## Given instruction
Copy every line of the records below that holds the word "feature".

## Stored records

+-------+

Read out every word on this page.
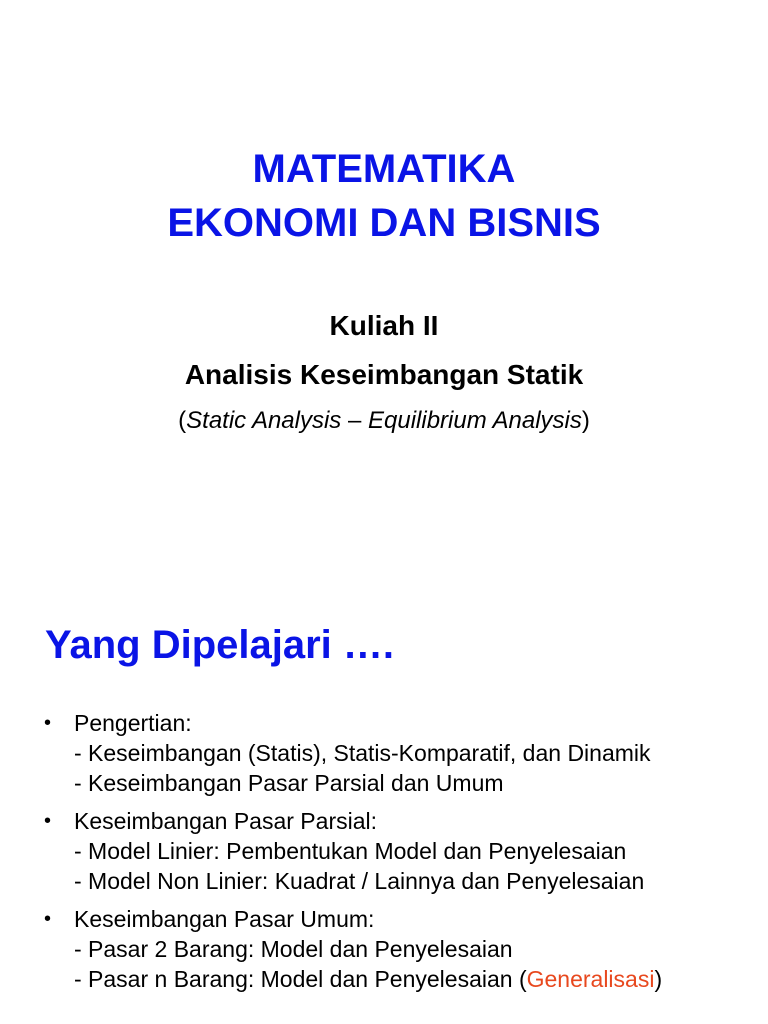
MATEMATIKA
EKONOMI DAN BISNIS
Kuliah II
Analisis Keseimbangan Statik
(Static Analysis – Equilibrium Analysis)
Yang Dipelajari ….
• Pengertian:
- Keseimbangan (Statis), Statis-Komparatif, dan Dinamik
- Keseimbangan Pasar Parsial dan Umum
• Keseimbangan Pasar Parsial:
- Model Linier: Pembentukan Model dan Penyelesaian
- Model Non Linier: Kuadrat / Lainnya dan Penyelesaian
• Keseimbangan Pasar Umum:
- Pasar 2 Barang: Model dan Penyelesaian
- Pasar n Barang: Model dan Penyelesaian (Generalisasi)
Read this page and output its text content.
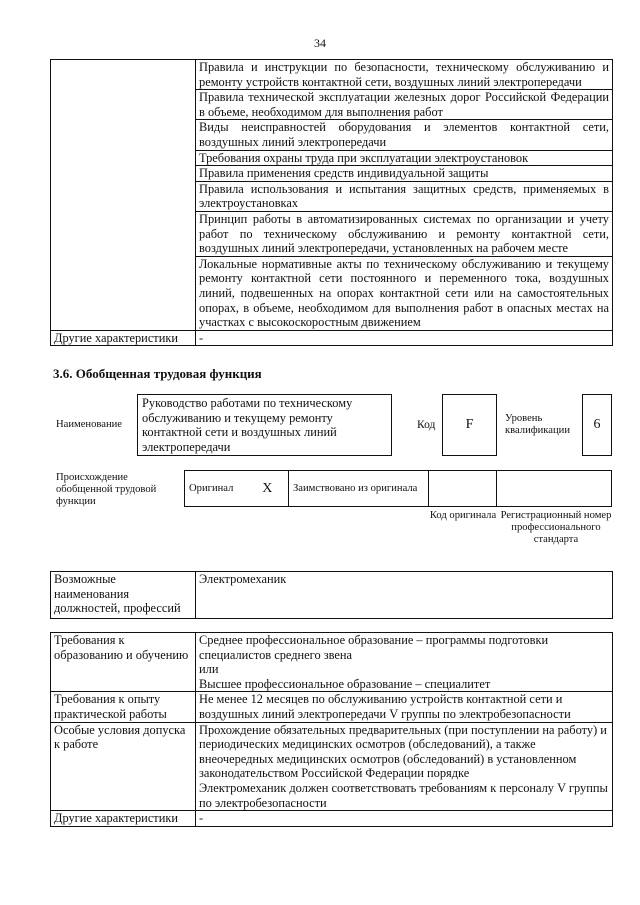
34
	Правила и инструкции по безопасности, техническому обслуживанию и ремонту устройств контактной сети, воздушных линий электропередачи
	Правила технической эксплуатации железных дорог Российской Федерации в объеме, необходимом для выполнения работ
	Виды неисправностей оборудования и элементов контактной сети, воздушных линий электропередачи
	Требования охраны труда при эксплуатации электроустановок
	Правила применения средств индивидуальной защиты
	Правила использования и испытания защитных средств, применяемых в электроустановках
	Принцип работы в автоматизированных системах по организации и учету работ по техническому обслуживанию и ремонту контактной сети, воздушных линий электропередачи, установленных на рабочем месте
	Локальные нормативные акты по техническому обслуживанию и текущему ремонту контактной сети постоянного и переменного тока, воздушных линий, подвешенных на опорах контактной сети или на самостоятельных опорах, в объеме, необходимом для выполнения работ в опасных местах на участках с высокоскоростным движением
Другие характеристики	-
3.6. Обобщенная трудовая функция
Наименование
Руководство работами по техническому обслуживанию и текущему ремонту контактной сети и воздушных линий электропередачи
Код	F	Уровень квалификации	6
Происхождение обобщенной трудовой функции
Оригинал	X	Заимствовано из оригинала		
Код оригинала Регистрационный номер профессионального стандарта
Возможные наименования должностей, профессий	Электромеханик
Требования к образованию и обучению	Среднее профессиональное образование – программы подготовки специалистов среднего звена
или
Высшее профессиональное образование – специалитет

Требования к опыту практической работы	Не менее 12 месяцев по обслуживанию устройств контактной сети и воздушных линий электропередачи V группы по электробезопасности
Особые условия допуска к работе	Прохождение обязательных предварительных (при поступлении на работу) и периодических медицинских осмотров (обследований), а также внеочередных медицинских осмотров (обследований) в установленном законодательством Российской Федерации порядке
Электромеханик должен соответствовать требованиям к персоналу V группы по электробезопасности

Другие характеристики	-
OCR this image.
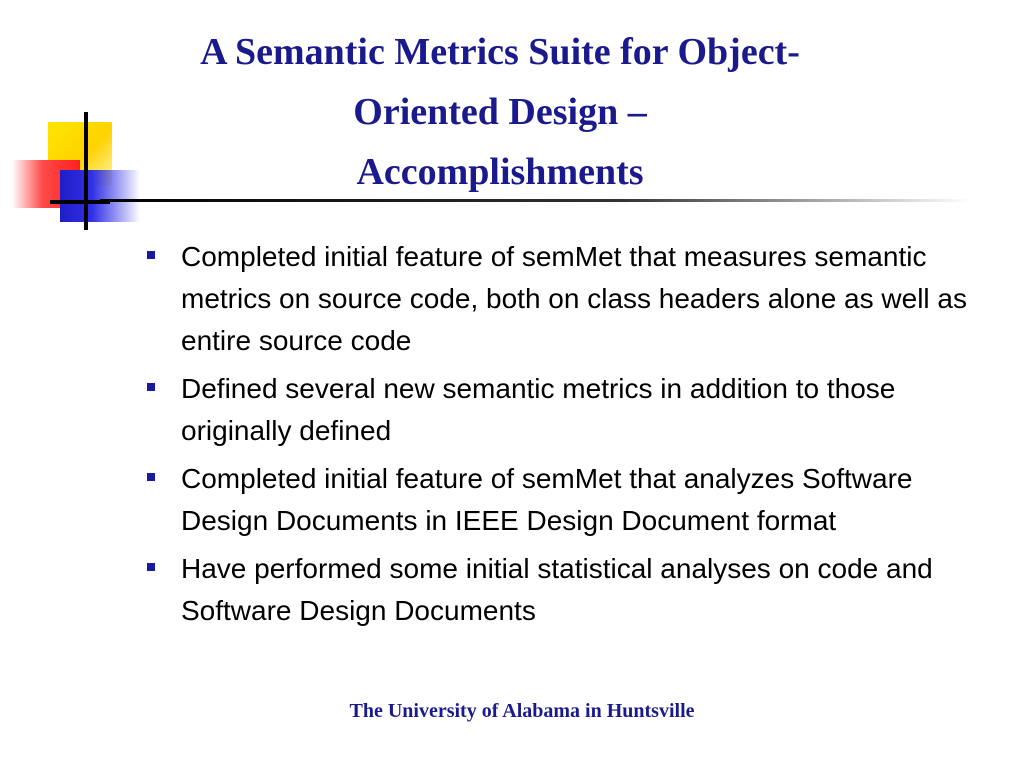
A Semantic Metrics Suite for Object-
Oriented Design –
Accomplishments
Completed initial feature of semMet that measures semantic metrics on source code, both on class headers alone as well as entire source code
Defined several new semantic metrics in addition to those originally defined
Completed initial feature of semMet that analyzes Software Design Documents in IEEE Design Document format
Have performed some initial statistical analyses on code and Software Design Documents
The University of Alabama in Huntsville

+-------+

## Worked answer
Completed initial feature of semMet that measures semantic metrics on source code, both on class headers alone as well as entire source code
Completed initial feature of semMet that analyzes Software Design Documents in IEEE Design Document format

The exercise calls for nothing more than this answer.